Reproduce, unchanged, the lines of the listing starting at the one that contains "series-line (285, 162, 470, 350)" and ending at the one that contains "label-part: ch (400, 61, 409, 69)", both included.

---------- Provided entries ----------

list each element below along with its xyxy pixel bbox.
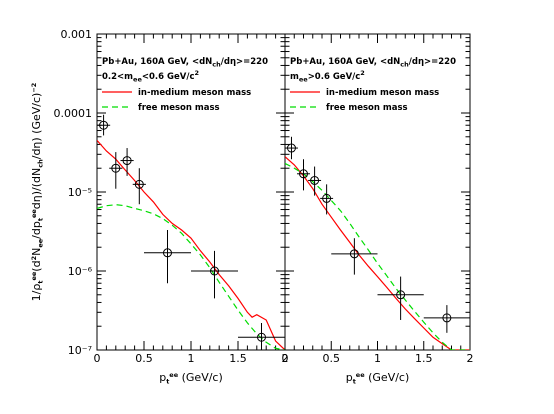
series-line (285, 162, 470, 350)
x-axis-label: pt​ee​ (GeV/c) (346, 371, 410, 386)
data-point (97, 114, 111, 136)
label-part: ee (133, 76, 142, 84)
point-marker (322, 193, 332, 203)
data-point (331, 238, 378, 275)
series-line (97, 140, 285, 350)
label-part: p (159, 371, 166, 384)
point-marker (99, 120, 109, 130)
label-part: t (37, 218, 45, 221)
x-tick-label: 0 (282, 352, 289, 365)
point-marker (349, 249, 359, 259)
label-part: t (353, 378, 356, 386)
label-part: p (346, 371, 353, 384)
x-tick-label: 2 (467, 352, 474, 365)
label-part: N (30, 248, 43, 256)
label-part: /dη>=220 (221, 57, 268, 67)
label-part: 0.2<m (102, 72, 133, 82)
point-marker (134, 179, 144, 189)
label-part: /dη) (GeV/c) (30, 93, 43, 160)
label-part: ch (400, 61, 409, 69)
data-point (308, 166, 322, 196)
annotation-line-2: 0.2<mee​<0.6 GeV/c2​ (102, 69, 199, 84)
legend-label: free meson mass (326, 103, 408, 113)
x-tick-label: 1 (188, 352, 195, 365)
label-part: 2 (30, 256, 38, 261)
point-marker (310, 175, 320, 185)
data-point (285, 136, 298, 160)
label-part: <0.6 GeV/c (142, 72, 195, 82)
y-axis-label: 1/ρt​ee​(d2​Nee​/dpt​ee​dη)/(dNch​/dη) (… (30, 83, 45, 302)
panel-2: 0 0.5 1 1.5 2 pt​ee​ (GeV/c) Pb+Au, 160A GeV, … (282, 33, 474, 386)
data-point (109, 152, 123, 189)
x-tick-label: 1 (374, 352, 381, 365)
data-point (120, 148, 134, 176)
annotation-line-2: mee​>0.6 GeV/c2​ (290, 69, 365, 84)
label-part: 1/ρ (30, 284, 43, 302)
series-line (285, 156, 470, 350)
panel-1: 0 0.5 1 1.5 2 pt​ee​ (GeV/c) Pb+Au, 160A GeV, … (94, 33, 289, 386)
y-tick-label: 0.0001 (54, 107, 93, 120)
legend-label: in-medium meson mass (326, 88, 439, 98)
data-point (297, 159, 310, 191)
data-point (191, 250, 238, 299)
label-part: dη)/(dN (30, 168, 43, 209)
label-part: /dη>=220 (409, 57, 456, 67)
label-part: ee (37, 238, 45, 247)
label-part: ch (37, 159, 45, 168)
label-part: −2 (30, 83, 38, 93)
y-tick-label: 10⁻⁵ (68, 186, 92, 199)
data-point (320, 184, 334, 215)
label-part: m (290, 72, 299, 82)
x-tick-label: 1.5 (415, 352, 433, 365)
data-point (423, 305, 470, 333)
annotation-line-1: Pb+Au, 160A GeV, <dNch​/dη>=220 (102, 57, 268, 69)
point-marker (111, 163, 121, 173)
label-part: 2 (194, 69, 199, 77)
label-part: 2 (360, 69, 365, 77)
point-marker (210, 266, 219, 276)
data-point (377, 276, 424, 320)
label-part: ee (299, 76, 308, 84)
x-tick-label: 1.5 (229, 352, 247, 365)
label-part: (GeV/c) (365, 371, 410, 384)
x-tick-label: 0.5 (323, 352, 341, 365)
label-part: ee (356, 371, 365, 379)
label-part: t (166, 378, 169, 386)
data-point (144, 230, 191, 284)
x-tick-label: 0 (94, 352, 101, 365)
legend-label: in-medium meson mass (138, 88, 251, 98)
label-part: >0.6 GeV/c (308, 72, 361, 82)
point-marker (257, 332, 266, 342)
label-part: ee (30, 209, 38, 218)
label-part: ch (212, 61, 221, 69)
y-tick-label: 10⁻⁶ (68, 265, 93, 278)
point-marker (286, 143, 296, 153)
point-marker (442, 313, 452, 323)
legend-label: free meson mass (138, 103, 220, 113)
x-axis-label: pt​ee​ (GeV/c) (159, 371, 223, 386)
series-line (97, 204, 285, 350)
annotation-line-1: Pb+Au, 160A GeV, <dNch​/dη>=220 (290, 57, 456, 69)
label-part: (GeV/c) (178, 371, 223, 384)
label-part: Pb+Au, 160A GeV, <dN (102, 57, 212, 67)
y-tick-label: 10⁻⁷ (68, 344, 92, 357)
point-marker (122, 156, 132, 166)
x-tick-label: 0.5 (135, 352, 153, 365)
x-tick-label: 2 (282, 352, 289, 365)
data-point (238, 322, 285, 350)
label-part: t (37, 281, 45, 284)
data-point (132, 168, 146, 205)
label-part: Pb+Au, 160A GeV, <dN (290, 57, 400, 67)
y-tick-label: 0.001 (61, 28, 93, 41)
label-part: ee (169, 371, 178, 379)
label-part: (d (30, 260, 43, 271)
point-marker (163, 248, 172, 258)
label-part: /dp (30, 221, 43, 239)
label-part: ee (30, 271, 38, 280)
point-marker (396, 290, 406, 300)
point-marker (299, 169, 308, 179)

----------

**Finished answer:**
series-line (285, 162, 470, 350)
x-axis-label: pt​ee​ (GeV/c) (346, 371, 410, 386)
data-point (97, 114, 111, 136)
label-part: ee (133, 76, 142, 84)
point-marker (322, 193, 332, 203)
data-point (331, 238, 378, 275)
series-line (97, 140, 285, 350)
label-part: p (159, 371, 166, 384)
point-marker (99, 120, 109, 130)
label-part: t (37, 218, 45, 221)
x-tick-label: 0 (282, 352, 289, 365)
point-marker (349, 249, 359, 259)
label-part: t (353, 378, 356, 386)
label-part: p (346, 371, 353, 384)
x-tick-label: 2 (467, 352, 474, 365)
label-part: N (30, 248, 43, 256)
label-part: /dη>=220 (221, 57, 268, 67)
label-part: 0.2<m (102, 72, 133, 82)
point-marker (134, 179, 144, 189)
label-part: /dη) (GeV/c) (30, 93, 43, 160)
label-part: ch (400, 61, 409, 69)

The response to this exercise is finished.